▸ **WORK TO COMPLETE**: Write the material out again exactly as it stands.

▸ **DATA FOR THIS TASK**:

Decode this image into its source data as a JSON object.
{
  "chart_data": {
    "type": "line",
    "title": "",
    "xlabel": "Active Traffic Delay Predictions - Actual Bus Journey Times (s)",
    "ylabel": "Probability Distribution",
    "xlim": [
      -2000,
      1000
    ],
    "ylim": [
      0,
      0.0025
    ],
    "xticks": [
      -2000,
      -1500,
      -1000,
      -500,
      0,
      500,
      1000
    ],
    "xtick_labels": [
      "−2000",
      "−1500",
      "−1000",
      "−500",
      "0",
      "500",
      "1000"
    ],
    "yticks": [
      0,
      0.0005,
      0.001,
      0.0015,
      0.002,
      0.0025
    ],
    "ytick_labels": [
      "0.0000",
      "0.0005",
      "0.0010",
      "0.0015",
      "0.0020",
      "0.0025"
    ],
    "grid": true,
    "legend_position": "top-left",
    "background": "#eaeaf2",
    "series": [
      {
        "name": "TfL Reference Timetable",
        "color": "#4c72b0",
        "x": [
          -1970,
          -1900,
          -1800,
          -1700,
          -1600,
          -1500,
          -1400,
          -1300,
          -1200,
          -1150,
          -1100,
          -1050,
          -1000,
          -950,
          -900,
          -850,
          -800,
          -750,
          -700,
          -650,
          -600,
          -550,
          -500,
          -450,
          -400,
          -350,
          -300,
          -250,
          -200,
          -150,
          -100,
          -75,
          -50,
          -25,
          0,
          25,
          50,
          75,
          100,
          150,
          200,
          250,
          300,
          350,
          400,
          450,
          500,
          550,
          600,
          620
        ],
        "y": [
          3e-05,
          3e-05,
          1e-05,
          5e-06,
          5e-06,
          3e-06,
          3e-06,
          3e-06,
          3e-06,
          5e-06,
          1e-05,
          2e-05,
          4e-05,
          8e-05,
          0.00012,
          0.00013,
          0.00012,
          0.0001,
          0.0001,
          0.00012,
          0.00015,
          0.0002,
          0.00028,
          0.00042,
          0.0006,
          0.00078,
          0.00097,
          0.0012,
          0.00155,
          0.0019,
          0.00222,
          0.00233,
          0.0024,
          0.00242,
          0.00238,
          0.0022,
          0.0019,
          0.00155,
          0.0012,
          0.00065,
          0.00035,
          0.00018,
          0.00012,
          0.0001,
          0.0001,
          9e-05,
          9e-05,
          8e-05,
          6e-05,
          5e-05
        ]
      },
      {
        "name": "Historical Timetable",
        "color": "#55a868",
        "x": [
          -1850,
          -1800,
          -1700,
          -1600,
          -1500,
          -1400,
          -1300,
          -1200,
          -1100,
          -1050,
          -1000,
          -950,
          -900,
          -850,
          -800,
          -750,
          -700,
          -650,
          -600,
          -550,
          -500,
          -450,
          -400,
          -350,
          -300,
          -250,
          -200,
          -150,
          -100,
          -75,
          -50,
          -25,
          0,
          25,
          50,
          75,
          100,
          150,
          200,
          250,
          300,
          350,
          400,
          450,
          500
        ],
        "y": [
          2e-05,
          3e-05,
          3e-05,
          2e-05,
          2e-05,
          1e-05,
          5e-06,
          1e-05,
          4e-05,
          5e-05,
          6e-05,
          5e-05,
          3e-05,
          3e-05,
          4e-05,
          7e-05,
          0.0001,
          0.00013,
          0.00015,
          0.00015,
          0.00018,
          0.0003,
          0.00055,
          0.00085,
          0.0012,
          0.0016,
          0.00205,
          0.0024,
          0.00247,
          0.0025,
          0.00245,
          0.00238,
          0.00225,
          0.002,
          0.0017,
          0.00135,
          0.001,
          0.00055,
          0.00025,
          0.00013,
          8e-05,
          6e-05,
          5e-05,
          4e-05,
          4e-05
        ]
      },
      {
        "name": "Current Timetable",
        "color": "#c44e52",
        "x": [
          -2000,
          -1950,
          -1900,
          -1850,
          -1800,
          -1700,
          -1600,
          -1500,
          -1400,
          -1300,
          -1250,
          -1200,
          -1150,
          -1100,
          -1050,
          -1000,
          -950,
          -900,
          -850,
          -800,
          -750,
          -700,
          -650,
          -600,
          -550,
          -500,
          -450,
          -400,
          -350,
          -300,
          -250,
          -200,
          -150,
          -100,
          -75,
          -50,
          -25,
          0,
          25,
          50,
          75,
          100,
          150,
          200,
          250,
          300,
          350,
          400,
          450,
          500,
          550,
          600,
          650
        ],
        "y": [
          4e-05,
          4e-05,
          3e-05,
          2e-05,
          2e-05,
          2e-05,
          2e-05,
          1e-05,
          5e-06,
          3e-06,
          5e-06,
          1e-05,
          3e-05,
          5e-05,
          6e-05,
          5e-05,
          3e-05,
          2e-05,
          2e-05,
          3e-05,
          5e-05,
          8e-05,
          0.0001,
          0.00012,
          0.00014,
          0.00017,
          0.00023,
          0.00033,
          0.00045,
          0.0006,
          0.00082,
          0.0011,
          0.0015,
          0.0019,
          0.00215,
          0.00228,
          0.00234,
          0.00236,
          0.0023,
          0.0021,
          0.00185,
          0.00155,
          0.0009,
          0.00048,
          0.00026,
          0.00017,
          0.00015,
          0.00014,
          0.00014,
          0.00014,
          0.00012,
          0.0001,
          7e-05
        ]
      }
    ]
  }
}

▸ **CORRECT OUTPUT**:
Decode this image into its source data as a JSON object.
{
  "chart_data": {
    "type": "line",
    "title": "",
    "xlabel": "Active Traffic Delay Predictions - Actual Bus Journey Times (s)",
    "ylabel": "Probability Distribution",
    "xlim": [
      -2000,
      1000
    ],
    "ylim": [
      0,
      0.0025
    ],
    "xticks": [
      -2000,
      -1500,
      -1000,
      -500,
      0,
      500,
      1000
    ],
    "xtick_labels": [
      "−2000",
      "−1500",
      "−1000",
      "−500",
      "0",
      "500",
      "1000"
    ],
    "yticks": [
      0,
      0.0005,
      0.001,
      0.0015,
      0.002,
      0.0025
    ],
    "ytick_labels": [
      "0.0000",
      "0.0005",
      "0.0010",
      "0.0015",
      "0.0020",
      "0.0025"
    ],
    "grid": true,
    "legend_position": "top-left",
    "background": "#eaeaf2",
    "series": [
      {
        "name": "TfL Reference Timetable",
        "color": "#4c72b0",
        "x": [
          -1970,
          -1900,
          -1800,
          -1700,
          -1600,
          -1500,
          -1400,
          -1300,
          -1200,
          -1150,
          -1100,
          -1050,
          -1000,
          -950,
          -900,
          -850,
          -800,
          -750,
          -700,
          -650,
          -600,
          -550,
          -500,
          -450,
          -400,
          -350,
          -300,
          -250,
          -200,
          -150,
          -100,
          -75,
          -50,
          -25,
          0,
          25,
          50,
          75,
          100,
          150,
          200,
          250,
          300,
          350,
          400,
          450,
          500,
          550,
          600,
          620
        ],
        "y": [
          3e-05,
          3e-05,
          1e-05,
          5e-06,
          5e-06,
          3e-06,
          3e-06,
          3e-06,
          3e-06,
          5e-06,
          1e-05,
          2e-05,
          4e-05,
          8e-05,
          0.00012,
          0.00013,
          0.00012,
          0.0001,
          0.0001,
          0.00012,
          0.00015,
          0.0002,
          0.00028,
          0.00042,
          0.0006,
          0.00078,
          0.00097,
          0.0012,
          0.00155,
          0.0019,
          0.00222,
          0.00233,
          0.0024,
          0.00242,
          0.00238,
          0.0022,
          0.0019,
          0.00155,
          0.0012,
          0.00065,
          0.00035,
          0.00018,
          0.00012,
          0.0001,
          0.0001,
          9e-05,
          9e-05,
          8e-05,
          6e-05,
          5e-05
        ]
      },
      {
        "name": "Historical Timetable",
        "color": "#55a868",
        "x": [
          -1850,
          -1800,
          -1700,
          -1600,
          -1500,
          -1400,
          -1300,
          -1200,
          -1100,
          -1050,
          -1000,
          -950,
          -900,
          -850,
          -800,
          -750,
          -700,
          -650,
          -600,
          -550,
          -500,
          -450,
          -400,
          -350,
          -300,
          -250,
          -200,
          -150,
          -100,
          -75,
          -50,
          -25,
          0,
          25,
          50,
          75,
          100,
          150,
          200,
          250,
          300,
          350,
          400,
          450,
          500
        ],
        "y": [
          2e-05,
          3e-05,
          3e-05,
          2e-05,
          2e-05,
          1e-05,
          5e-06,
          1e-05,
          4e-05,
          5e-05,
          6e-05,
          5e-05,
          3e-05,
          3e-05,
          4e-05,
          7e-05,
          0.0001,
          0.00013,
          0.00015,
          0.00015,
          0.00018,
          0.0003,
          0.00055,
          0.00085,
          0.0012,
          0.0016,
          0.00205,
          0.0024,
          0.00247,
          0.0025,
          0.00245,
          0.00238,
          0.00225,
          0.002,
          0.0017,
          0.00135,
          0.001,
          0.00055,
          0.00025,
          0.00013,
          8e-05,
          6e-05,
          5e-05,
          4e-05,
          4e-05
        ]
      },
      {
        "name": "Current Timetable",
        "color": "#c44e52",
        "x": [
          -2000,
          -1950,
          -1900,
          -1850,
          -1800,
          -1700,
          -1600,
          -1500,
          -1400,
          -1300,
          -1250,
          -1200,
          -1150,
          -1100,
          -1050,
          -1000,
          -950,
          -900,
          -850,
          -800,
          -750,
          -700,
          -650,
          -600,
          -550,
          -500,
          -450,
          -400,
          -350,
          -300,
          -250,
          -200,
          -150,
          -100,
          -75,
          -50,
          -25,
          0,
          25,
          50,
          75,
          100,
          150,
          200,
          250,
          300,
          350,
          400,
          450,
          500,
          550,
          600,
          650
        ],
        "y": [
          4e-05,
          4e-05,
          3e-05,
          2e-05,
          2e-05,
          2e-05,
          2e-05,
          1e-05,
          5e-06,
          3e-06,
          5e-06,
          1e-05,
          3e-05,
          5e-05,
          6e-05,
          5e-05,
          3e-05,
          2e-05,
          2e-05,
          3e-05,
          5e-05,
          8e-05,
          0.0001,
          0.00012,
          0.00014,
          0.00017,
          0.00023,
          0.00033,
          0.00045,
          0.0006,
          0.00082,
          0.0011,
          0.0015,
          0.0019,
          0.00215,
          0.00228,
          0.00234,
          0.00236,
          0.0023,
          0.0021,
          0.00185,
          0.00155,
          0.0009,
          0.00048,
          0.00026,
          0.00017,
          0.00015,
          0.00014,
          0.00014,
          0.00014,
          0.00012,
          0.0001,
          7e-05
        ]
      }
    ]
  }
}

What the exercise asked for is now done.